### PROBLEM STATEMENT
Transcribe each of the records below exactly, excluding all pictures.

### Structured figure records

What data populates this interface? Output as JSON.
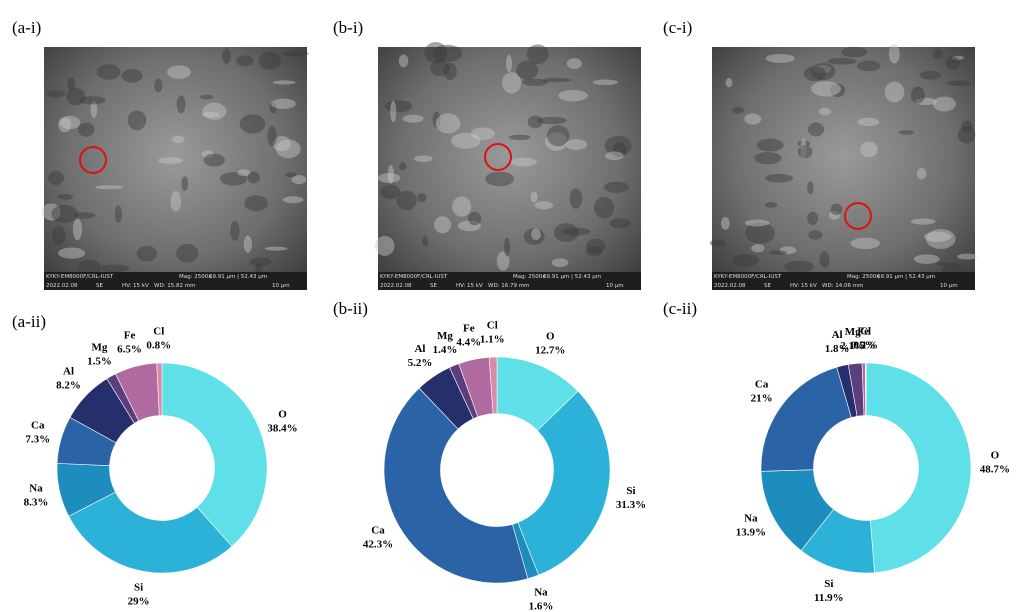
{
  "images": [
    {
      "label": "(a-i)",
      "caption": [
        "KYKY-EM8000F/CRL-IUST",
        "2022.02.08",
        "SE",
        "HV: 15 kV",
        "WD: 15.82 mm",
        "Mag: 2500x",
        "69.91 µm | 52.43 µm",
        "10 µm"
      ]
    },
    {
      "label": "(b-i)",
      "caption": [
        "KYKY-EM8000F/CRL-IUST",
        "2022.02.08",
        "SE",
        "HV: 15 kV",
        "WD: 16.79 mm",
        "Mag: 2500x",
        "69.91 µm | 52.43 µm",
        "10 µm"
      ]
    },
    {
      "label": "(c-i)",
      "caption": [
        "KYKY-EM8000F/CRL-IUST",
        "2022.02.08",
        "SE",
        "HV: 15 kV",
        "WD: 14.06 mm",
        "Mag: 2500x",
        "69.91 µm | 52.43 µm",
        "10 µm"
      ]
    }
  ],
  "chart_data": [
    {
      "type": "donut",
      "title": "(a-ii)",
      "categories": [
        "O",
        "Si",
        "Na",
        "Ca",
        "Al",
        "Mg",
        "Fe",
        "Cl"
      ],
      "values": [
        38.4,
        29,
        8.3,
        7.3,
        8.2,
        1.5,
        6.5,
        0.8
      ],
      "value_labels": [
        "38.4%",
        "29%",
        "8.3%",
        "7.3%",
        "8.2%",
        "1.5%",
        "6.5%",
        "0.8%"
      ],
      "colors": [
        "#5fdfe7",
        "#2cb2d8",
        "#1c8dbd",
        "#2b64a6",
        "#252f6c",
        "#5b3e7c",
        "#b06aa0",
        "#d98aa5"
      ]
    },
    {
      "type": "donut",
      "title": "(b-ii)",
      "categories": [
        "O",
        "Si",
        "Na",
        "Ca",
        "Al",
        "Mg",
        "Fe",
        "Cl"
      ],
      "values": [
        12.7,
        31.3,
        1.6,
        42.3,
        5.2,
        1.4,
        4.4,
        1.1
      ],
      "value_labels": [
        "12.7%",
        "31.3%",
        "1.6%",
        "42.3%",
        "5.2%",
        "1.4%",
        "4.4%",
        "1.1%"
      ],
      "colors": [
        "#5fdfe7",
        "#2cb2d8",
        "#1c8dbd",
        "#2b64a6",
        "#252f6c",
        "#5b3e7c",
        "#b06aa0",
        "#d98aa5"
      ]
    },
    {
      "type": "donut",
      "title": "(c-ii)",
      "categories": [
        "O",
        "Si",
        "Na",
        "Ca",
        "Al",
        "Mg",
        "Fe",
        "Cl"
      ],
      "values": [
        48.7,
        11.9,
        13.9,
        21,
        1.8,
        2.1,
        0.5,
        0.1
      ],
      "value_labels": [
        "48.7%",
        "11.9%",
        "13.9%",
        "21%",
        "1.8%",
        "2.1%",
        "0.5%",
        "0.1%"
      ],
      "colors": [
        "#5fdfe7",
        "#2cb2d8",
        "#1c8dbd",
        "#2b64a6",
        "#252f6c",
        "#5b3e7c",
        "#b06aa0",
        "#d98aa5"
      ]
    }
  ]
}
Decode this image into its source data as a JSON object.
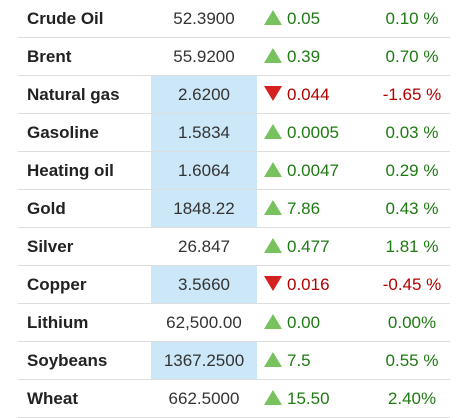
{
  "colors": {
    "up_text": "#1e7a12",
    "down_text": "#b30000",
    "up_arrow": "#78c15f",
    "down_arrow": "#d61f1f",
    "highlight": "#cce7f7"
  },
  "rows": [
    {
      "name": "Crude Oil",
      "price": "52.3900",
      "direction": "up",
      "arrow_icon": "triangle-up-icon",
      "change": "0.05",
      "pct": "0.10 %",
      "highlighted": false
    },
    {
      "name": "Brent",
      "price": "55.9200",
      "direction": "up",
      "arrow_icon": "triangle-up-icon",
      "change": "0.39",
      "pct": "0.70 %",
      "highlighted": false
    },
    {
      "name": "Natural gas",
      "price": "2.6200",
      "direction": "down",
      "arrow_icon": "triangle-down-icon",
      "change": "0.044",
      "pct": "-1.65 %",
      "highlighted": true
    },
    {
      "name": "Gasoline",
      "price": "1.5834",
      "direction": "up",
      "arrow_icon": "triangle-up-icon",
      "change": "0.0005",
      "pct": "0.03 %",
      "highlighted": true
    },
    {
      "name": "Heating oil",
      "price": "1.6064",
      "direction": "up",
      "arrow_icon": "triangle-up-icon",
      "change": "0.0047",
      "pct": "0.29 %",
      "highlighted": true
    },
    {
      "name": "Gold",
      "price": "1848.22",
      "direction": "up",
      "arrow_icon": "triangle-up-icon",
      "change": "7.86",
      "pct": "0.43 %",
      "highlighted": true
    },
    {
      "name": "Silver",
      "price": "26.847",
      "direction": "up",
      "arrow_icon": "triangle-up-icon",
      "change": "0.477",
      "pct": "1.81 %",
      "highlighted": false
    },
    {
      "name": "Copper",
      "price": "3.5660",
      "direction": "down",
      "arrow_icon": "triangle-down-icon",
      "change": "0.016",
      "pct": "-0.45 %",
      "highlighted": true
    },
    {
      "name": "Lithium",
      "price": "62,500.00",
      "direction": "up",
      "arrow_icon": "triangle-up-icon",
      "change": "0.00",
      "pct": "0.00%",
      "highlighted": false
    },
    {
      "name": "Soybeans",
      "price": "1367.2500",
      "direction": "up",
      "arrow_icon": "triangle-up-icon",
      "change": "7.5",
      "pct": "0.55 %",
      "highlighted": true
    },
    {
      "name": "Wheat",
      "price": "662.5000",
      "direction": "up",
      "arrow_icon": "triangle-up-icon",
      "change": "15.50",
      "pct": "2.40%",
      "highlighted": false
    }
  ]
}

### REPLY TO THE TASK
What data populates this interface? Output as JSON.
{
  "images": [
    {
      "label": "(a-i)",
      "caption": [
        "KYKY-EM8000F/CRL-IUST",
        "2022.02.08",
        "SE",
        "HV: 15 kV",
        "WD: 15.82 mm",
        "Mag: 2500x",
        "69.91 µm | 52.43 µm",
        "10 µm"
      ]
    },
    {
      "label": "(b-i)",
      "caption": [
        "KYKY-EM8000F/CRL-IUST",
        "2022.02.08",
        "SE",
        "HV: 15 kV",
        "WD: 16.79 mm",
        "Mag: 2500x",
        "69.91 µm | 52.43 µm",
        "10 µm"
      ]
    },
    {
      "label": "(c-i)",
      "caption": [
        "KYKY-EM8000F/CRL-IUST",
        "2022.02.08",
        "SE",
        "HV: 15 kV",
        "WD: 14.06 mm",
        "Mag: 2500x",
        "69.91 µm | 52.43 µm",
        "10 µm"
      ]
    }
  ],
  "chart_data": [
    {
      "type": "donut",
      "title": "(a-ii)",
      "categories": [
        "O",
        "Si",
        "Na",
        "Ca",
        "Al",
        "Mg",
        "Fe",
        "Cl"
      ],
      "values": [
        38.4,
        29,
        8.3,
        7.3,
        8.2,
        1.5,
        6.5,
        0.8
      ],
      "value_labels": [
        "38.4%",
        "29%",
        "8.3%",
        "7.3%",
        "8.2%",
        "1.5%",
        "6.5%",
        "0.8%"
      ],
      "colors": [
        "#5fdfe7",
        "#2cb2d8",
        "#1c8dbd",
        "#2b64a6",
        "#252f6c",
        "#5b3e7c",
        "#b06aa0",
        "#d98aa5"
      ]
    },
    {
      "type": "donut",
      "title": "(b-ii)",
      "categories": [
        "O",
        "Si",
        "Na",
        "Ca",
        "Al",
        "Mg",
        "Fe",
        "Cl"
      ],
      "values": [
        12.7,
        31.3,
        1.6,
        42.3,
        5.2,
        1.4,
        4.4,
        1.1
      ],
      "value_labels": [
        "12.7%",
        "31.3%",
        "1.6%",
        "42.3%",
        "5.2%",
        "1.4%",
        "4.4%",
        "1.1%"
      ],
      "colors": [
        "#5fdfe7",
        "#2cb2d8",
        "#1c8dbd",
        "#2b64a6",
        "#252f6c",
        "#5b3e7c",
        "#b06aa0",
        "#d98aa5"
      ]
    },
    {
      "type": "donut",
      "title": "(c-ii)",
      "categories": [
        "O",
        "Si",
        "Na",
        "Ca",
        "Al",
        "Mg",
        "Fe",
        "Cl"
      ],
      "values": [
        48.7,
        11.9,
        13.9,
        21,
        1.8,
        2.1,
        0.5,
        0.1
      ],
      "value_labels": [
        "48.7%",
        "11.9%",
        "13.9%",
        "21%",
        "1.8%",
        "2.1%",
        "0.5%",
        "0.1%"
      ],
      "colors": [
        "#5fdfe7",
        "#2cb2d8",
        "#1c8dbd",
        "#2b64a6",
        "#252f6c",
        "#5b3e7c",
        "#b06aa0",
        "#d98aa5"
      ]
    }
  ]
}
Decode this image into its source data as a JSON object.
{
  "colors": {
    "up_text": "#1e7a12",
    "down_text": "#b30000",
    "up_arrow": "#78c15f",
    "down_arrow": "#d61f1f",
    "highlight": "#cce7f7"
  },
  "rows": [
    {
      "name": "Crude Oil",
      "price": "52.3900",
      "direction": "up",
      "arrow_icon": "triangle-up-icon",
      "change": "0.05",
      "pct": "0.10 %",
      "highlighted": false
    },
    {
      "name": "Brent",
      "price": "55.9200",
      "direction": "up",
      "arrow_icon": "triangle-up-icon",
      "change": "0.39",
      "pct": "0.70 %",
      "highlighted": false
    },
    {
      "name": "Natural gas",
      "price": "2.6200",
      "direction": "down",
      "arrow_icon": "triangle-down-icon",
      "change": "0.044",
      "pct": "-1.65 %",
      "highlighted": true
    },
    {
      "name": "Gasoline",
      "price": "1.5834",
      "direction": "up",
      "arrow_icon": "triangle-up-icon",
      "change": "0.0005",
      "pct": "0.03 %",
      "highlighted": true
    },
    {
      "name": "Heating oil",
      "price": "1.6064",
      "direction": "up",
      "arrow_icon": "triangle-up-icon",
      "change": "0.0047",
      "pct": "0.29 %",
      "highlighted": true
    },
    {
      "name": "Gold",
      "price": "1848.22",
      "direction": "up",
      "arrow_icon": "triangle-up-icon",
      "change": "7.86",
      "pct": "0.43 %",
      "highlighted": true
    },
    {
      "name": "Silver",
      "price": "26.847",
      "direction": "up",
      "arrow_icon": "triangle-up-icon",
      "change": "0.477",
      "pct": "1.81 %",
      "highlighted": false
    },
    {
      "name": "Copper",
      "price": "3.5660",
      "direction": "down",
      "arrow_icon": "triangle-down-icon",
      "change": "0.016",
      "pct": "-0.45 %",
      "highlighted": true
    },
    {
      "name": "Lithium",
      "price": "62,500.00",
      "direction": "up",
      "arrow_icon": "triangle-up-icon",
      "change": "0.00",
      "pct": "0.00%",
      "highlighted": false
    },
    {
      "name": "Soybeans",
      "price": "1367.2500",
      "direction": "up",
      "arrow_icon": "triangle-up-icon",
      "change": "7.5",
      "pct": "0.55 %",
      "highlighted": true
    },
    {
      "name": "Wheat",
      "price": "662.5000",
      "direction": "up",
      "arrow_icon": "triangle-up-icon",
      "change": "15.50",
      "pct": "2.40%",
      "highlighted": false
    }
  ]
}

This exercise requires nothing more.